NVME drives do go bad or....

Markfw · May 21, 2021

My 7452 EPYC box went to la-la land... I could boot the windows install I did, but that is it. Then I powered down and then rebooted, and ubuntu now showed up, but I got nothing but IO errors. NOT a big heatsink, just a tiny one, adata NVME. So I am in the process of re-installing Linux, and BOINC, etc... I will never get a small HSF on one again, as I am sure that was the problem.

crashtech · May 22, 2021

Time was I could tell if a solid state component was running out of spec by laying a finger on it, try that now and you might get a blister.

Hans Gruber · May 22, 2021

I am using an old B350 motherboard. I can tell you once in awhile my Pc will hang and not boot with an adata SX8100. It's rare but a reboot fixes the problem. I can't guarantee that it's the NVMe drive.

Markfw · May 22, 2021

Hans Gruber said:
I am using an old B350 motherboard. I can tell you once in awhile my Pc will hang and not boot with an adata SX8100. It's rare but a reboot fixes the problem. I can't guarantee that it's the NVMe drive.

But this is a server motherboard...... a $500 motherboard.

Assimilator1 · May 22, 2021

I don't even know if my main rig's NVMe drive has a heatsink, can't remember what it is and I'm hoping my sig will show it, lol. [edit] Yep 🙂

Fardringle · May 23, 2021

I'm not sure the exact failure rate, but out of probably 800-1000 computers at work that have NVMe drives, we've had to replace at least 4 or 5 dozen of the drives due to partial or complete failure...

So yes, they can and do fail sometimes.

TennesseeTony · May 23, 2021

Wow. That seems to be a rather high failure rate. 🙁 Only Seagate Spinners are worse.

New study on hard drive failure rates surprises many. – TechR2

www.techr2.com

Fardringle · May 23, 2021

The numbers are just rough estimates off the top of my head, but yes, the failure rate is annoyingly high. Most of the failed drives have been from Lite-On and Adata, but a surprising number have also been from Intel and Samsung. Not "pro" drives, but still more than expected from those companies.

Endgame124 · May 23, 2021

TennesseeTony said:
Wow. That seems to be a rather high failure rate. 🙁 Only Seagate Spinners are worse.

» **TASKS**:
- 1) In the NVMe failure thread, which two brands does Fardringle name as the source of most of the failed drives?
- 2) Write what comes next in the NVMe failure thread, starting after its final line.
The items play no part in what is asked here.

» **DATA PROVIDED**:
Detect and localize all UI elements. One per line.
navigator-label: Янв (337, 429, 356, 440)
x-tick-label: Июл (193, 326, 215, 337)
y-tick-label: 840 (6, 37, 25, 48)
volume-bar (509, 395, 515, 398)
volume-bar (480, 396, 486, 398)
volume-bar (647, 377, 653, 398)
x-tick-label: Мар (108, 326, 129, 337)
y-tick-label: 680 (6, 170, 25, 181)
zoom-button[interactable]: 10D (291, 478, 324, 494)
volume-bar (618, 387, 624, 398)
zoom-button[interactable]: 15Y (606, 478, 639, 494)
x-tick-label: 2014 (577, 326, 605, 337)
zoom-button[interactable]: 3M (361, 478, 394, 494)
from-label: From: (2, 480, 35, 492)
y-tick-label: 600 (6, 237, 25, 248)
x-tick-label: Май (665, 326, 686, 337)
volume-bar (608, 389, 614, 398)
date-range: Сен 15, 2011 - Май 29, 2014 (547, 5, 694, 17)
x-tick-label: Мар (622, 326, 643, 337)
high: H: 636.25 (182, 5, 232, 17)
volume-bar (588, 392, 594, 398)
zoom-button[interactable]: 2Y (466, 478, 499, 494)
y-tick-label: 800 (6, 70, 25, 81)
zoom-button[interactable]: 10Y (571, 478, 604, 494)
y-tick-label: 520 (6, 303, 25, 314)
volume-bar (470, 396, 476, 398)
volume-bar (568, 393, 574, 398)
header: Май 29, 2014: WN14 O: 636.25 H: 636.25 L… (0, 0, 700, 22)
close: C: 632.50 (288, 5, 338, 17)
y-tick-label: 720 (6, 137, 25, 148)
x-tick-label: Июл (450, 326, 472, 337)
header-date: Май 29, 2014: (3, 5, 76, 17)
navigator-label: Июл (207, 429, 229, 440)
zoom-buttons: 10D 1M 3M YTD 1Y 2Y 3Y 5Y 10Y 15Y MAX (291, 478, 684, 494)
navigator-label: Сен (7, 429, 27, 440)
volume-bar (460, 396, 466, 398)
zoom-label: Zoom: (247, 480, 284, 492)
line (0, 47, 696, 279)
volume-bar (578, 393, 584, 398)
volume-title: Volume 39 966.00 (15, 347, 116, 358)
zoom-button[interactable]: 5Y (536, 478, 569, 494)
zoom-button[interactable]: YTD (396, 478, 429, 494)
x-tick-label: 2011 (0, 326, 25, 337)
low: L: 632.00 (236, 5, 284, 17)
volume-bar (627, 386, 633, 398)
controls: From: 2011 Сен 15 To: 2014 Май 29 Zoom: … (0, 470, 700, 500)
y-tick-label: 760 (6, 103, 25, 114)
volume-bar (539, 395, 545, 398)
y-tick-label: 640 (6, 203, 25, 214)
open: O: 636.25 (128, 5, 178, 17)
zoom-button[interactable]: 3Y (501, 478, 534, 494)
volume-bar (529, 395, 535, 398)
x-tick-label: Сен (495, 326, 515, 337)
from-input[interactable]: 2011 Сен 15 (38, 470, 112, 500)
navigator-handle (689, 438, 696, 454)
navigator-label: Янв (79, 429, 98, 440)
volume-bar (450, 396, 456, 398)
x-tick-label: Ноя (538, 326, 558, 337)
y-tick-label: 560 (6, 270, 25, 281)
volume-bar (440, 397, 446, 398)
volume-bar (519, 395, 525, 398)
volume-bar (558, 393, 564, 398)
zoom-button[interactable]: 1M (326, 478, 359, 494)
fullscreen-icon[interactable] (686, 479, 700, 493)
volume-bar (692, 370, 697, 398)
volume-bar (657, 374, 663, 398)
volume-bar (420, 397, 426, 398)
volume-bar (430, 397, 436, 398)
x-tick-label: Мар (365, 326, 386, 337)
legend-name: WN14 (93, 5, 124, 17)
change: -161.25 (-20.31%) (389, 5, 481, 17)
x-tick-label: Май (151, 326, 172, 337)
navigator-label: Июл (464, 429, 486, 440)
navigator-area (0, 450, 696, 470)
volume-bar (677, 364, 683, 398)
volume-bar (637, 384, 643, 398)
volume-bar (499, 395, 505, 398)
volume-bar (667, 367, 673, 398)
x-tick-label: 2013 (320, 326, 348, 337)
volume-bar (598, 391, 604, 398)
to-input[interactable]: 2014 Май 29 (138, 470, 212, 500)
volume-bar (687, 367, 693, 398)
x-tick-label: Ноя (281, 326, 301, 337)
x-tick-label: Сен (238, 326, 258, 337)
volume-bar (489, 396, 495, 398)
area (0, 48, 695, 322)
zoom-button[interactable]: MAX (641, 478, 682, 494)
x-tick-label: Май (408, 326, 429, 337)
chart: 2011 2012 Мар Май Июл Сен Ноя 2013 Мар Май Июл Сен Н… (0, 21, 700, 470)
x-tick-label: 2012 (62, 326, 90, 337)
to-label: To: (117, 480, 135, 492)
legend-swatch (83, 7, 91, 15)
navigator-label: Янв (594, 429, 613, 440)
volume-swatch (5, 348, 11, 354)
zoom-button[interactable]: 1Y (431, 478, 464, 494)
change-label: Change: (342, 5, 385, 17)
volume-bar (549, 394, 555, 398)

» **OUTPUTS BY TASK**:
- 1) Lite-On and Adata.

- 2)
New study on hard drive failure rates surprises many. – TechR2

www.techr2.com

Here is the most current backblaze reliability report. SeaGate doesn’t look so bad at the moment.

Backblaze Drive Stats for Q1 2021 | Hard Drive Failure Rates

A look at the quarterly and lifetime failure rates of 175,443 drives, including a comparison of failure rates of HDD and SSD boot drives.

www.backblaze.com

VirtualLarry · May 25, 2021

Fardringle said:
Most of the failed drives have been from Lite-On and Adata,

Can concur, have has issues with Adata NVMe drives "dropping out" during usage of system (Deskmini 110W). Unsure if thermally-related.

Skillz · May 25, 2021

I don't remember the exact model, but I bought around 10, 1TB seagate drives back around 2005/2006 (give or take a couple years, it's been a while) and every-single-one of those drives failed within' 6 months. It was my first time buying Seagate drives and my last time.

Sadly, they sent me replacements, exact models, which also failed in a very, short time. I didn't even bother trying to RMA the drives after the first batch.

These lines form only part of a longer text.